Written exercise: In the data that follows, count the lines in which the word "title" occurs, and report that figure alone.

Provided information:
☆ ☆ ☆ ☆
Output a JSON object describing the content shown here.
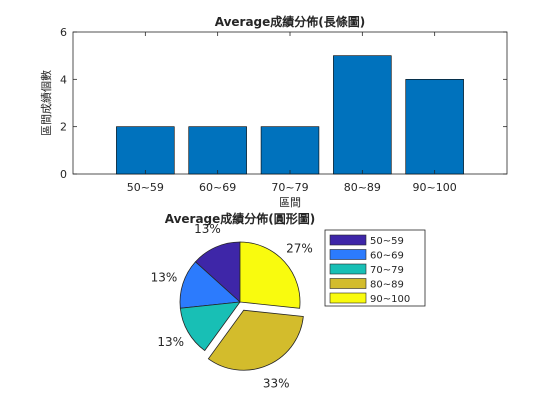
{
  "chart_data": [
    {
      "type": "bar",
      "title": "Average成績分佈(長條圖)",
      "xlabel": "區間",
      "ylabel": "區間成績個數",
      "categories": [
        "50~59",
        "60~69",
        "70~79",
        "80~89",
        "90~100"
      ],
      "values": [
        2,
        2,
        2,
        5,
        4
      ],
      "ylim": [
        0,
        6
      ],
      "yticks": [
        "0",
        "2",
        "4",
        "6"
      ],
      "bar_color": "#0072BD",
      "grid": false
    },
    {
      "type": "pie",
      "title": "Average成績分佈(圓形圖)",
      "categories": [
        "50~59",
        "60~69",
        "70~79",
        "80~89",
        "90~100"
      ],
      "values": [
        2,
        2,
        2,
        5,
        4
      ],
      "percent_labels": [
        "13%",
        "13%",
        "13%",
        "33%",
        "27%"
      ],
      "colors": [
        "#3E26A8",
        "#2C7BFD",
        "#18BFB5",
        "#D3BC2C",
        "#F9FB0E"
      ],
      "exploded": "80~89",
      "legend": "right"
    }
  ]
}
☆ ☆ ☆ ☆
Correct answer: 2